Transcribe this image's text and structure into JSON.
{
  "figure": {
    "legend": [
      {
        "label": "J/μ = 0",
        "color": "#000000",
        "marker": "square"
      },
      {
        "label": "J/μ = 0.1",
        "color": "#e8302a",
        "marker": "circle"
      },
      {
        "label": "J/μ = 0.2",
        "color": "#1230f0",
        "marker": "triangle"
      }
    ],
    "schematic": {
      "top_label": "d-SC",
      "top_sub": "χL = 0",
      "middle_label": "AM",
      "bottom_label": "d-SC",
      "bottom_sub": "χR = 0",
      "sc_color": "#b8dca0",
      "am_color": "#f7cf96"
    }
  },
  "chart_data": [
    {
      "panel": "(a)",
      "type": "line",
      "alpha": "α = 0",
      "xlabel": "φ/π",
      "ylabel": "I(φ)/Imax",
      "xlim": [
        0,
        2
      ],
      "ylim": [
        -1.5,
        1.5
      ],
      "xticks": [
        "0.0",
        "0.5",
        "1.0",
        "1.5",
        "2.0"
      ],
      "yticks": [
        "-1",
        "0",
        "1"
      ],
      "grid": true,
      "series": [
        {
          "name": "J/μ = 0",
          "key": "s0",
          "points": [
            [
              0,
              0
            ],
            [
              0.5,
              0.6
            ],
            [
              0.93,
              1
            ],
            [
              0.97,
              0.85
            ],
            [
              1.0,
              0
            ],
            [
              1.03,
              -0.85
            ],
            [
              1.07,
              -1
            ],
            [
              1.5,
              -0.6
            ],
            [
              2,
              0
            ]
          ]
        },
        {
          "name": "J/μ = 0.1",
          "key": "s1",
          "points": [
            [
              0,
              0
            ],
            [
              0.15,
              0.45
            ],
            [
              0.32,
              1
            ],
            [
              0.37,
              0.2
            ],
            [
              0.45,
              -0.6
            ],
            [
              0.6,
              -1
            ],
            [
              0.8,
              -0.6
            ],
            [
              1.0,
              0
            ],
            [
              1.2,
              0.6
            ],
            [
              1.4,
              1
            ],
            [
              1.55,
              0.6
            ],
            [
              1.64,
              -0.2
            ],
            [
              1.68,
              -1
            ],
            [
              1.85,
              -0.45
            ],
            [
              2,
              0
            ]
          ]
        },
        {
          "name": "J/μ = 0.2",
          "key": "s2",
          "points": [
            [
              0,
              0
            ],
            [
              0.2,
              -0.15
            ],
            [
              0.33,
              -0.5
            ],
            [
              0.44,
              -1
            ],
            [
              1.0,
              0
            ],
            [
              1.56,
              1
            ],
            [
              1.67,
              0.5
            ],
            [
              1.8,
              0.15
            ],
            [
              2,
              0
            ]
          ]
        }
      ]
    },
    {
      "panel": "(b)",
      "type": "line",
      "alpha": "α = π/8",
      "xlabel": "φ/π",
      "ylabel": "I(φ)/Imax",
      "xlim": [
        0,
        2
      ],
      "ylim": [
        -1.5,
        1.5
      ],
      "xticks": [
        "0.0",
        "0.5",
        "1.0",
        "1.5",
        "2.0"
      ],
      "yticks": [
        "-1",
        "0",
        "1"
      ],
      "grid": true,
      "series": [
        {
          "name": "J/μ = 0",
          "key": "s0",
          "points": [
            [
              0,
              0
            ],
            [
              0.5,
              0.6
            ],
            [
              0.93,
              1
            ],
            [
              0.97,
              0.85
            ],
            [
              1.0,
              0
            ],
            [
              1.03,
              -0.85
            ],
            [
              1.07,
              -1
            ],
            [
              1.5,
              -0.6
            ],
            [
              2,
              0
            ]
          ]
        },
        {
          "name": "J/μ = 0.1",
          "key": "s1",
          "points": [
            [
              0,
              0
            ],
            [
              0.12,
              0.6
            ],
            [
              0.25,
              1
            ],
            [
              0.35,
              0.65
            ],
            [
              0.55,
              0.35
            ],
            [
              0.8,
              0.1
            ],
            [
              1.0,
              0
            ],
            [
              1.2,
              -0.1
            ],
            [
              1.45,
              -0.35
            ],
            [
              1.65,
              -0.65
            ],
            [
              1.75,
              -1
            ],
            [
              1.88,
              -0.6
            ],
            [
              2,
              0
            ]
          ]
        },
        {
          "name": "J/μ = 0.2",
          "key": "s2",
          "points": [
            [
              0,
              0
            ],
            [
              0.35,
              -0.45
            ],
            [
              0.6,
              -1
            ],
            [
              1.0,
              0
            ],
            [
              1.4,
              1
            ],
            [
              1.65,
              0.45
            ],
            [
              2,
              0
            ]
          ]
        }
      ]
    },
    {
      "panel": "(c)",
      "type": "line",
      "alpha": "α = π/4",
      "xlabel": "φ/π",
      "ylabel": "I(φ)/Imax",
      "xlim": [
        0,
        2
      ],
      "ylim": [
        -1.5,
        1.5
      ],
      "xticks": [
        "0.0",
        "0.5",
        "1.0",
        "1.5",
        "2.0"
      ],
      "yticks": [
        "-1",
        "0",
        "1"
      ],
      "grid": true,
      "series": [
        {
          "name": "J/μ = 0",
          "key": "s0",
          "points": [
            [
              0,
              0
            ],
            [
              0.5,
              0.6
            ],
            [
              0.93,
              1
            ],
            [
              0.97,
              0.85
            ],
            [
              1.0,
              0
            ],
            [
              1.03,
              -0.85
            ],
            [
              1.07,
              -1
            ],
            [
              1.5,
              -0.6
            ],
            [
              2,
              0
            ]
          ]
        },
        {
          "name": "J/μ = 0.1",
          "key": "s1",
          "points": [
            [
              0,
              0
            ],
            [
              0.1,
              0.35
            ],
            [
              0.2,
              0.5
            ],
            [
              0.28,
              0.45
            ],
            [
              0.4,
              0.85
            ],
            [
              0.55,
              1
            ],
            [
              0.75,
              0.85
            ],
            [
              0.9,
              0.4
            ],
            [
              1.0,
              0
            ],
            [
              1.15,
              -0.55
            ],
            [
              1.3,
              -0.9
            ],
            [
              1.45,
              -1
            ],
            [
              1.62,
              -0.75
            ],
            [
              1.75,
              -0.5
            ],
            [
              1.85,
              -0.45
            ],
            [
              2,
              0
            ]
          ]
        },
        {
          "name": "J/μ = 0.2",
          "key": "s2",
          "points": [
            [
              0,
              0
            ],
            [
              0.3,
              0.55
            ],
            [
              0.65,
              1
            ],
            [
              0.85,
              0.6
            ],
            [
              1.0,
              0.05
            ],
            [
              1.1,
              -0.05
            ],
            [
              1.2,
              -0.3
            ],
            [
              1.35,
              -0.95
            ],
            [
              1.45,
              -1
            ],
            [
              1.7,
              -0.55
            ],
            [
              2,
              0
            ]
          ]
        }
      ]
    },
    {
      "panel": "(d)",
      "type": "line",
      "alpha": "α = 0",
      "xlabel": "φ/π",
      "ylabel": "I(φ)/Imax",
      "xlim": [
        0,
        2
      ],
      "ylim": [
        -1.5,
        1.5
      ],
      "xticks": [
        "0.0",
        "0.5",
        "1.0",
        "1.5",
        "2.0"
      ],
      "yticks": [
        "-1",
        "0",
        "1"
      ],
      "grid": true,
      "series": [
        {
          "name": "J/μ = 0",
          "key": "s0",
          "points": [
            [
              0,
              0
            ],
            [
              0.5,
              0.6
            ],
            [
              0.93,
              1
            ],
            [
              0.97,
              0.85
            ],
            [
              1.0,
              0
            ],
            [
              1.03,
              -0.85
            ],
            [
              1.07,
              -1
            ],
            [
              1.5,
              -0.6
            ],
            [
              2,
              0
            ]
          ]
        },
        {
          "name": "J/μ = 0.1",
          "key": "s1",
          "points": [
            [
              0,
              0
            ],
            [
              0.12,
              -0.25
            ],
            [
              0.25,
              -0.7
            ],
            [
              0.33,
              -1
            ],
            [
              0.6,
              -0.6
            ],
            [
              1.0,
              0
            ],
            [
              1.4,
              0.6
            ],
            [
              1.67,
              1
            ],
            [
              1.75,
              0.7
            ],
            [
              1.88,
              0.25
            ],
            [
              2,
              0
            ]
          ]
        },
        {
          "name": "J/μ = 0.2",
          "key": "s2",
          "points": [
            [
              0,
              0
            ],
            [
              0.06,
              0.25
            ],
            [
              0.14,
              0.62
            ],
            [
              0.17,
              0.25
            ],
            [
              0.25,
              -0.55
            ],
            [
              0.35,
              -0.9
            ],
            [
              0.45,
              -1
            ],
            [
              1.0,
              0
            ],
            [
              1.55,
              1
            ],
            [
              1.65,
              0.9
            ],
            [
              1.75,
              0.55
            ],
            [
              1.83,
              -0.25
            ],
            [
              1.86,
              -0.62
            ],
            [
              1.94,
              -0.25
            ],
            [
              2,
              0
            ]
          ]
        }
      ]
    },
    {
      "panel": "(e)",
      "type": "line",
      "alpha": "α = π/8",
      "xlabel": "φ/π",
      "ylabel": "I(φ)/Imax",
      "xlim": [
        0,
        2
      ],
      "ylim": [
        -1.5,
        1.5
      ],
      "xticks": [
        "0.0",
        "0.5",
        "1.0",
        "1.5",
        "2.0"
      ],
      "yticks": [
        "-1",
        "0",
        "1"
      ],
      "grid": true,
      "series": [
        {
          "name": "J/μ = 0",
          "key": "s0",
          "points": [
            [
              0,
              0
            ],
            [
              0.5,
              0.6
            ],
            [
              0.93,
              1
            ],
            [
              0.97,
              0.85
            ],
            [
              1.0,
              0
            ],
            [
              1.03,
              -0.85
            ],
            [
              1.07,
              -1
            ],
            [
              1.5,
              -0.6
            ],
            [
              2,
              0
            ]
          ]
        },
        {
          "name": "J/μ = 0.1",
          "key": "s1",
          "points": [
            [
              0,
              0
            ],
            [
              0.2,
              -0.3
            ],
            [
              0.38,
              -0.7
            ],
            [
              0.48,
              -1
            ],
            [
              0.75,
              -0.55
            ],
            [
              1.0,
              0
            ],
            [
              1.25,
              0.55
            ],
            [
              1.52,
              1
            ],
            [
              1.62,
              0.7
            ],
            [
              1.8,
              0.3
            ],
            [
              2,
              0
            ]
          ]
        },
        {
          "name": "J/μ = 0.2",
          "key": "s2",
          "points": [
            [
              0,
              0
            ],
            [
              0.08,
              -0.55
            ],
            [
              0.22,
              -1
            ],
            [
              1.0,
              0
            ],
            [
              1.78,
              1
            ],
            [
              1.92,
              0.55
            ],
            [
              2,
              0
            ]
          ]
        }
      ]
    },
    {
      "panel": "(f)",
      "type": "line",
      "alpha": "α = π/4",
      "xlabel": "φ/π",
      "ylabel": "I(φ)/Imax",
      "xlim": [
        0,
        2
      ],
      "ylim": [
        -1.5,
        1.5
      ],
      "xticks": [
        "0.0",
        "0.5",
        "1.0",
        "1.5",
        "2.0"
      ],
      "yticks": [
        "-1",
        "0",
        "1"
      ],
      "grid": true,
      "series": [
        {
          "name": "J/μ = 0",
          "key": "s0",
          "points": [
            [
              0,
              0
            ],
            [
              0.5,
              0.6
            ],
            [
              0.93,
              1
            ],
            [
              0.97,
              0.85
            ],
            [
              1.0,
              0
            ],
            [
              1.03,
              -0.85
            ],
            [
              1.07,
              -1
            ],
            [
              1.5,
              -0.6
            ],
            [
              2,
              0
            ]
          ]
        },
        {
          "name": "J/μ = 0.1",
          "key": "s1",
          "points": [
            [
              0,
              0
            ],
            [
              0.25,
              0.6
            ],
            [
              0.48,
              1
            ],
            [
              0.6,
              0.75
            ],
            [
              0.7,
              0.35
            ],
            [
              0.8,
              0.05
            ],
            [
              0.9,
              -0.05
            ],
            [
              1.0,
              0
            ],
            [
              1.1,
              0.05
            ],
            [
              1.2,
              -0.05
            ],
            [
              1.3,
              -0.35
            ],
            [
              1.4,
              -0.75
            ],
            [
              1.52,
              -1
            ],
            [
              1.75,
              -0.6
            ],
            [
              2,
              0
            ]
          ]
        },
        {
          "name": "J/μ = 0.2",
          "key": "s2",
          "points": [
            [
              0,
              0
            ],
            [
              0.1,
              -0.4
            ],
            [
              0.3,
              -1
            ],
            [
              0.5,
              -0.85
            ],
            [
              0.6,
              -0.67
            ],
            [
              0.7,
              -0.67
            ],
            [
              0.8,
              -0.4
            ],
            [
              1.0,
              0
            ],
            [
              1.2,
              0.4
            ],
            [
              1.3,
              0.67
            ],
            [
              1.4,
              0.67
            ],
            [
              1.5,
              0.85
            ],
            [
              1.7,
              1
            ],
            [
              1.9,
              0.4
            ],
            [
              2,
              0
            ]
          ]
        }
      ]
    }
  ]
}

◆ Problem to work on
Out of the material above, gather each line where "panel" appears.

◆ Result for this task
      "panel": "(a)",
      "panel": "(b)",
      "panel": "(c)",
      "panel": "(d)",
      "panel": "(e)",
      "panel": "(f)",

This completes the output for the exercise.